— Begin STORED ROWS —

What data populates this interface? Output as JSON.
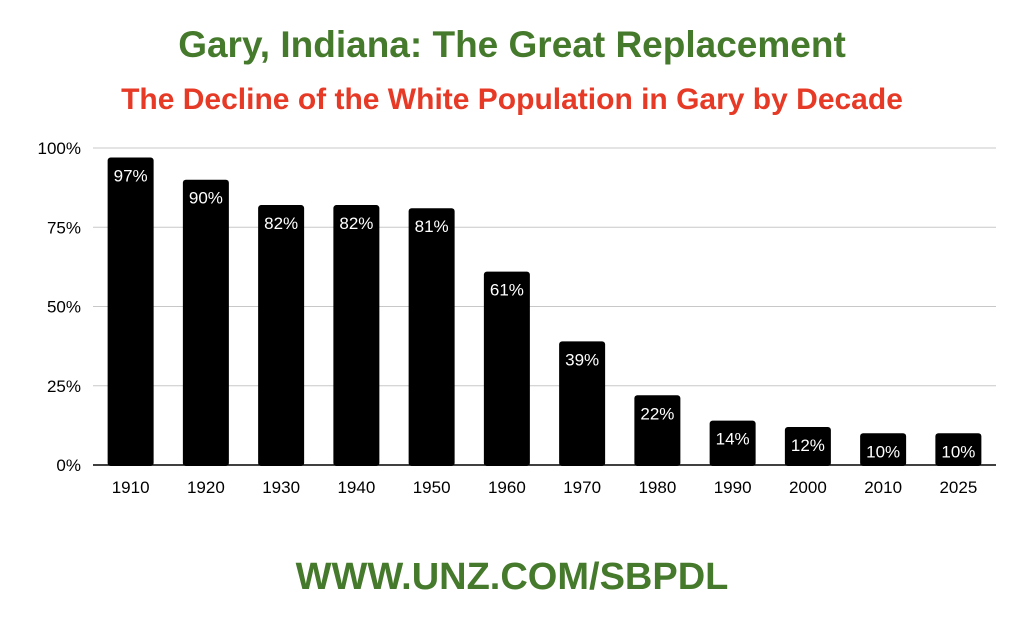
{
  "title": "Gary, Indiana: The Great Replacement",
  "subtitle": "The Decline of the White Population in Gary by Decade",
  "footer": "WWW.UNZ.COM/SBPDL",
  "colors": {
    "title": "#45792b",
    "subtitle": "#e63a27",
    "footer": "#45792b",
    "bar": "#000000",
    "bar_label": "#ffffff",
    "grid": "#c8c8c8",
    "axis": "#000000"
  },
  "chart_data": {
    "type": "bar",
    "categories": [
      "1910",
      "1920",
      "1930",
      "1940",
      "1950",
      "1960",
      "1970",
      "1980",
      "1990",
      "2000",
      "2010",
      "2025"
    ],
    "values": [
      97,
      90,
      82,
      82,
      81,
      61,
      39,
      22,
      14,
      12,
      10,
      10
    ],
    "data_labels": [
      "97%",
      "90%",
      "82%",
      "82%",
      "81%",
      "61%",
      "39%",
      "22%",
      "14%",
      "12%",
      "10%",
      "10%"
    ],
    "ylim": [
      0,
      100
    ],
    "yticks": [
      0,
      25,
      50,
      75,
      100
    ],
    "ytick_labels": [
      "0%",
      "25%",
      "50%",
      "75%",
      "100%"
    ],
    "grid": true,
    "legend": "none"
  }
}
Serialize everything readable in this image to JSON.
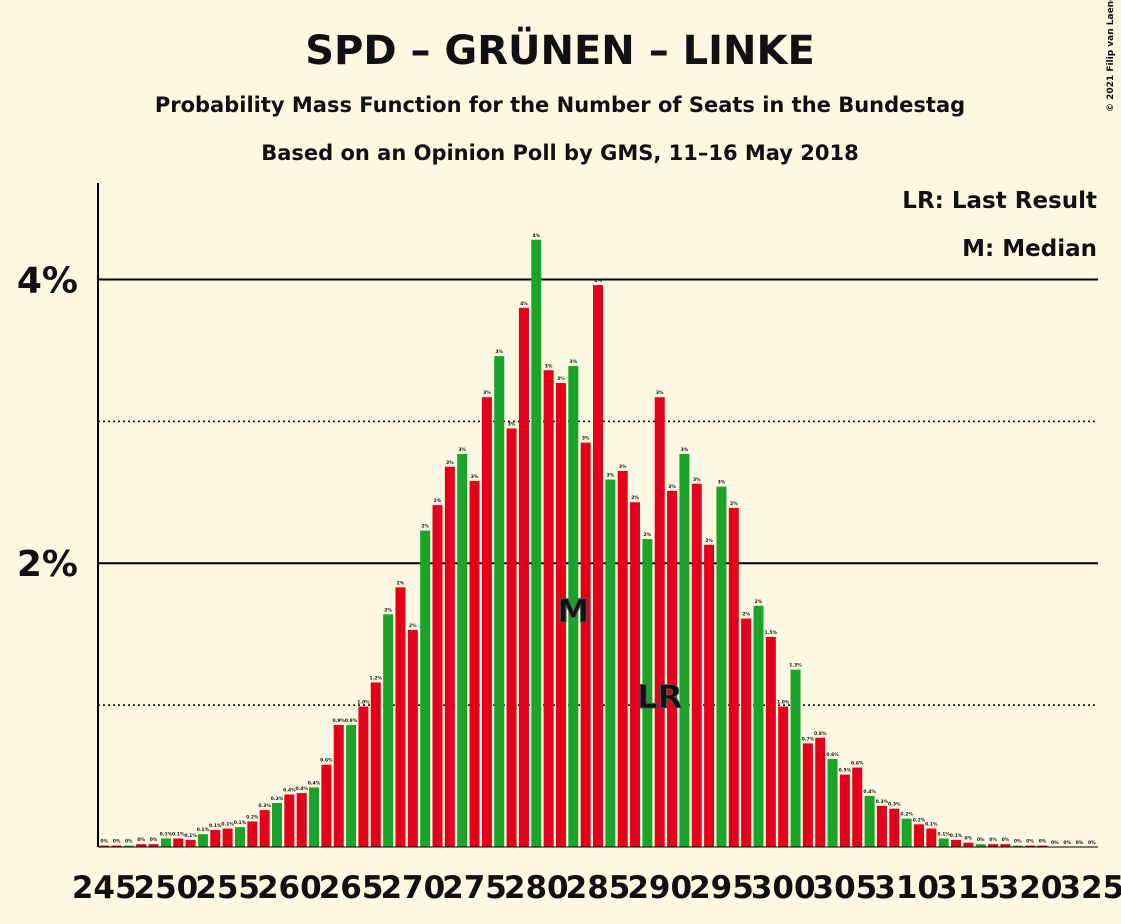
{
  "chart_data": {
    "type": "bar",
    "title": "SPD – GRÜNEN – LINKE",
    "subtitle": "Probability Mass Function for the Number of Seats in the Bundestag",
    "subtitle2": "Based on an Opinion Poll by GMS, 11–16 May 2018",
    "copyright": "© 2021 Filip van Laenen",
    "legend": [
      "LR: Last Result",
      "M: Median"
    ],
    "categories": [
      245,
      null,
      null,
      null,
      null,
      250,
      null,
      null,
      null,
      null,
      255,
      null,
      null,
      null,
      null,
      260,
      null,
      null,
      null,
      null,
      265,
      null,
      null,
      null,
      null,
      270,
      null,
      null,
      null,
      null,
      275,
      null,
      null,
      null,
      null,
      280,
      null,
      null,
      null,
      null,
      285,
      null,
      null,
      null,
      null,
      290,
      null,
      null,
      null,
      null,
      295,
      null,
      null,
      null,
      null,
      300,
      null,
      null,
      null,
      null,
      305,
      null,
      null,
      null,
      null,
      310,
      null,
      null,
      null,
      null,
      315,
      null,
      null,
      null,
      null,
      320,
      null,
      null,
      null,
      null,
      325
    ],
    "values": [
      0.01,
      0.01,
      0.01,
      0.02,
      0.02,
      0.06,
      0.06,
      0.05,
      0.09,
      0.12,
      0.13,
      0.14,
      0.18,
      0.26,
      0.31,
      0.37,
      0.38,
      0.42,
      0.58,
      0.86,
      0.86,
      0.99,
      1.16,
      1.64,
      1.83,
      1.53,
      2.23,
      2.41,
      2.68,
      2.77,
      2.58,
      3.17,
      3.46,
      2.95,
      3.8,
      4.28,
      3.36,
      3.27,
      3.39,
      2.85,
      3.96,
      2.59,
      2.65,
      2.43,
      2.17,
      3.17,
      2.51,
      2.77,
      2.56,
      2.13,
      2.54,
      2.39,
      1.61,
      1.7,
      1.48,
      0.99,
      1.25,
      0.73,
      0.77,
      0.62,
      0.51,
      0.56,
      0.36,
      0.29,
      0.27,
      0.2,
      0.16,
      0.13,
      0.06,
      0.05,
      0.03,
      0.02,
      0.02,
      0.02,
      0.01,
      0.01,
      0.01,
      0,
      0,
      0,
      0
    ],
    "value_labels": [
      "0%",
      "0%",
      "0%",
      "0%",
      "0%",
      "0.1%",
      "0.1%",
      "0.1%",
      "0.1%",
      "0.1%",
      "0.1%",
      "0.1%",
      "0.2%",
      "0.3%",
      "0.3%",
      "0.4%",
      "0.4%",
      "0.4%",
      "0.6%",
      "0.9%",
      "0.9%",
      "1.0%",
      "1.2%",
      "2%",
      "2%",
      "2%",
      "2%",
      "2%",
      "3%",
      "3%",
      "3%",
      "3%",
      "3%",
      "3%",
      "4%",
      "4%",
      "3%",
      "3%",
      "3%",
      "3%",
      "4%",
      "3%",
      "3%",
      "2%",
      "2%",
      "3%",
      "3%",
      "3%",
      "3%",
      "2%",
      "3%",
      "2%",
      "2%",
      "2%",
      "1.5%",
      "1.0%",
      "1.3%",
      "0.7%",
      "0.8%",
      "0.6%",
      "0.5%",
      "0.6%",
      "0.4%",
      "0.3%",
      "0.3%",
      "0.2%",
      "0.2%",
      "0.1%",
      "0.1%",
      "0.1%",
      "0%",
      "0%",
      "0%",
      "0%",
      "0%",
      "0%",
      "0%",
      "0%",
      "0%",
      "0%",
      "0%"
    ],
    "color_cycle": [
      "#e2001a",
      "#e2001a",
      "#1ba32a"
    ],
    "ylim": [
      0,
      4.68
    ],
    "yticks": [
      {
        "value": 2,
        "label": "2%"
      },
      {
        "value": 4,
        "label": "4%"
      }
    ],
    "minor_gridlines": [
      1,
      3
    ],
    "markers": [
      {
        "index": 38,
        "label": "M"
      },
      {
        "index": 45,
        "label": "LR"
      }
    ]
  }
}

— End STORED ROWS —

WRITTEN INSTRUCTION → Retype each entry precisely. Skip images entirely.

REPLY TO THE TASK →
What data populates this interface? Output as JSON.
{
  "title": "Gary, Indiana: The Great Replacement",
  "subtitle": "The Decline of the White Population in Gary by Decade",
  "footer": "WWW.UNZ.COM/SBPDL",
  "colors": {
    "title": "#45792b",
    "subtitle": "#e63a27",
    "footer": "#45792b",
    "bar": "#000000",
    "bar_label": "#ffffff",
    "grid": "#c8c8c8",
    "axis": "#000000"
  },
  "chart_data": {
    "type": "bar",
    "categories": [
      "1910",
      "1920",
      "1930",
      "1940",
      "1950",
      "1960",
      "1970",
      "1980",
      "1990",
      "2000",
      "2010",
      "2025"
    ],
    "values": [
      97,
      90,
      82,
      82,
      81,
      61,
      39,
      22,
      14,
      12,
      10,
      10
    ],
    "data_labels": [
      "97%",
      "90%",
      "82%",
      "82%",
      "81%",
      "61%",
      "39%",
      "22%",
      "14%",
      "12%",
      "10%",
      "10%"
    ],
    "ylim": [
      0,
      100
    ],
    "yticks": [
      0,
      25,
      50,
      75,
      100
    ],
    "ytick_labels": [
      "0%",
      "25%",
      "50%",
      "75%",
      "100%"
    ],
    "grid": true,
    "legend": "none"
  }
}
Serialize everything readable in this image to JSON.
{
  "chart_data": {
    "type": "bar",
    "title": "SPD – GRÜNEN – LINKE",
    "subtitle": "Probability Mass Function for the Number of Seats in the Bundestag",
    "subtitle2": "Based on an Opinion Poll by GMS, 11–16 May 2018",
    "copyright": "© 2021 Filip van Laenen",
    "legend": [
      "LR: Last Result",
      "M: Median"
    ],
    "categories": [
      245,
      null,
      null,
      null,
      null,
      250,
      null,
      null,
      null,
      null,
      255,
      null,
      null,
      null,
      null,
      260,
      null,
      null,
      null,
      null,
      265,
      null,
      null,
      null,
      null,
      270,
      null,
      null,
      null,
      null,
      275,
      null,
      null,
      null,
      null,
      280,
      null,
      null,
      null,
      null,
      285,
      null,
      null,
      null,
      null,
      290,
      null,
      null,
      null,
      null,
      295,
      null,
      null,
      null,
      null,
      300,
      null,
      null,
      null,
      null,
      305,
      null,
      null,
      null,
      null,
      310,
      null,
      null,
      null,
      null,
      315,
      null,
      null,
      null,
      null,
      320,
      null,
      null,
      null,
      null,
      325
    ],
    "values": [
      0.01,
      0.01,
      0.01,
      0.02,
      0.02,
      0.06,
      0.06,
      0.05,
      0.09,
      0.12,
      0.13,
      0.14,
      0.18,
      0.26,
      0.31,
      0.37,
      0.38,
      0.42,
      0.58,
      0.86,
      0.86,
      0.99,
      1.16,
      1.64,
      1.83,
      1.53,
      2.23,
      2.41,
      2.68,
      2.77,
      2.58,
      3.17,
      3.46,
      2.95,
      3.8,
      4.28,
      3.36,
      3.27,
      3.39,
      2.85,
      3.96,
      2.59,
      2.65,
      2.43,
      2.17,
      3.17,
      2.51,
      2.77,
      2.56,
      2.13,
      2.54,
      2.39,
      1.61,
      1.7,
      1.48,
      0.99,
      1.25,
      0.73,
      0.77,
      0.62,
      0.51,
      0.56,
      0.36,
      0.29,
      0.27,
      0.2,
      0.16,
      0.13,
      0.06,
      0.05,
      0.03,
      0.02,
      0.02,
      0.02,
      0.01,
      0.01,
      0.01,
      0,
      0,
      0,
      0
    ],
    "value_labels": [
      "0%",
      "0%",
      "0%",
      "0%",
      "0%",
      "0.1%",
      "0.1%",
      "0.1%",
      "0.1%",
      "0.1%",
      "0.1%",
      "0.1%",
      "0.2%",
      "0.3%",
      "0.3%",
      "0.4%",
      "0.4%",
      "0.4%",
      "0.6%",
      "0.9%",
      "0.9%",
      "1.0%",
      "1.2%",
      "2%",
      "2%",
      "2%",
      "2%",
      "2%",
      "3%",
      "3%",
      "3%",
      "3%",
      "3%",
      "3%",
      "4%",
      "4%",
      "3%",
      "3%",
      "3%",
      "3%",
      "4%",
      "3%",
      "3%",
      "2%",
      "2%",
      "3%",
      "3%",
      "3%",
      "3%",
      "2%",
      "3%",
      "2%",
      "2%",
      "2%",
      "1.5%",
      "1.0%",
      "1.3%",
      "0.7%",
      "0.8%",
      "0.6%",
      "0.5%",
      "0.6%",
      "0.4%",
      "0.3%",
      "0.3%",
      "0.2%",
      "0.2%",
      "0.1%",
      "0.1%",
      "0.1%",
      "0%",
      "0%",
      "0%",
      "0%",
      "0%",
      "0%",
      "0%",
      "0%",
      "0%",
      "0%",
      "0%"
    ],
    "color_cycle": [
      "#e2001a",
      "#e2001a",
      "#1ba32a"
    ],
    "ylim": [
      0,
      4.68
    ],
    "yticks": [
      {
        "value": 2,
        "label": "2%"
      },
      {
        "value": 4,
        "label": "4%"
      }
    ],
    "minor_gridlines": [
      1,
      3
    ],
    "markers": [
      {
        "index": 38,
        "label": "M"
      },
      {
        "index": 45,
        "label": "LR"
      }
    ]
  }
}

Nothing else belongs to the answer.